### Work to complete
Skip the pictures. Repeat everything else in the records word for word.

### Records provided
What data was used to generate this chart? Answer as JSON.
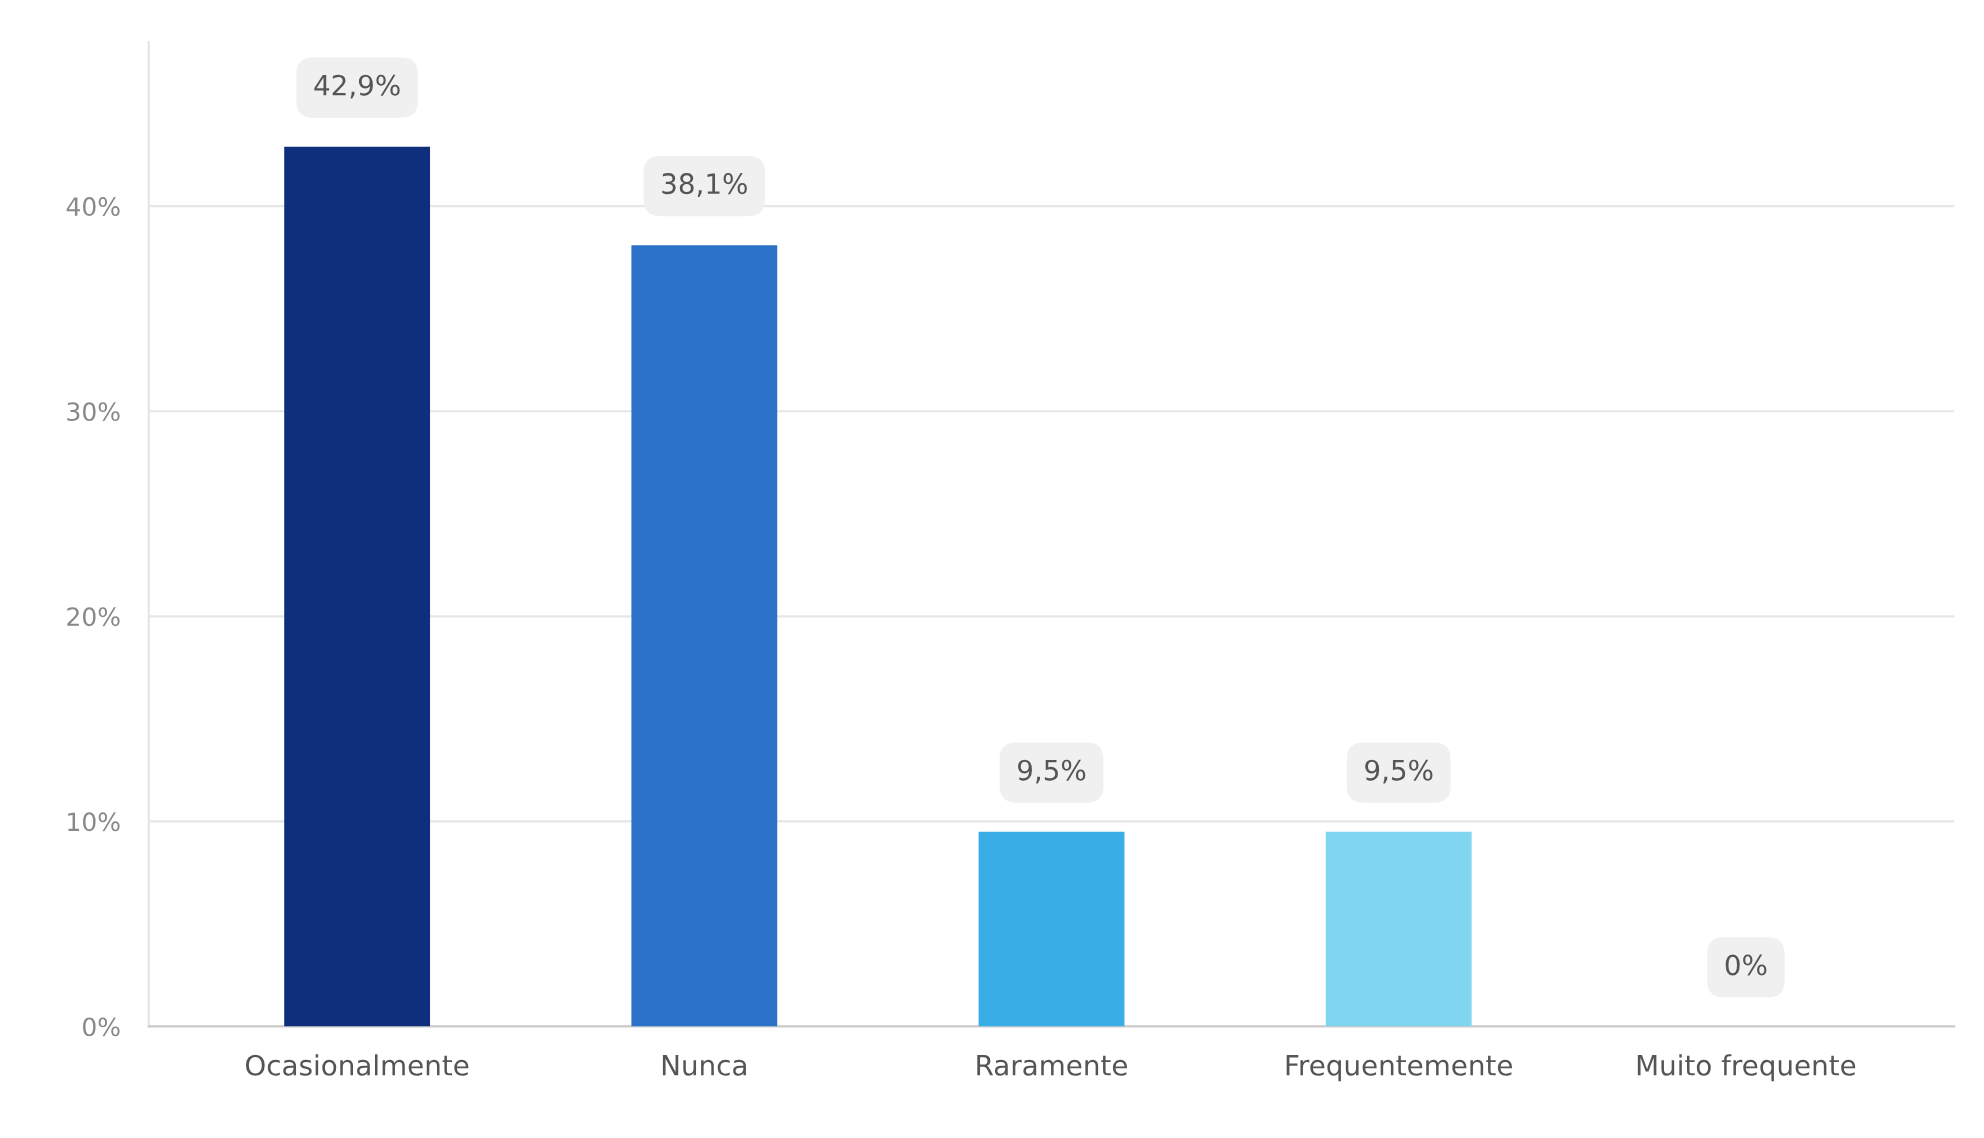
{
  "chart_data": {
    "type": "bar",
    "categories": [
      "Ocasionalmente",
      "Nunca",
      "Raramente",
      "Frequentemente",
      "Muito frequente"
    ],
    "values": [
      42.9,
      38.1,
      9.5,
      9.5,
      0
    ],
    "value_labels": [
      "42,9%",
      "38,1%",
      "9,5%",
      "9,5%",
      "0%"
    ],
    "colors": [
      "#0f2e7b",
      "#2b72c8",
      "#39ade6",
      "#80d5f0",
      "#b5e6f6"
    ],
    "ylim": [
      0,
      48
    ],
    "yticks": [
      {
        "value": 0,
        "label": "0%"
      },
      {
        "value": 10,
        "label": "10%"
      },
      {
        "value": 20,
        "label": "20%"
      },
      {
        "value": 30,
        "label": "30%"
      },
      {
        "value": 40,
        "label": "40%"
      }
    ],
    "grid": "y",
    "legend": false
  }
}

### Exercise answer
What data was used to generate this chart? Answer as JSON.
{
  "chart_data": {
    "type": "bar",
    "categories": [
      "Ocasionalmente",
      "Nunca",
      "Raramente",
      "Frequentemente",
      "Muito frequente"
    ],
    "values": [
      42.9,
      38.1,
      9.5,
      9.5,
      0
    ],
    "value_labels": [
      "42,9%",
      "38,1%",
      "9,5%",
      "9,5%",
      "0%"
    ],
    "colors": [
      "#0f2e7b",
      "#2b72c8",
      "#39ade6",
      "#80d5f0",
      "#b5e6f6"
    ],
    "ylim": [
      0,
      48
    ],
    "yticks": [
      {
        "value": 0,
        "label": "0%"
      },
      {
        "value": 10,
        "label": "10%"
      },
      {
        "value": 20,
        "label": "20%"
      },
      {
        "value": 30,
        "label": "30%"
      },
      {
        "value": 40,
        "label": "40%"
      }
    ],
    "grid": "y",
    "legend": false
  }
}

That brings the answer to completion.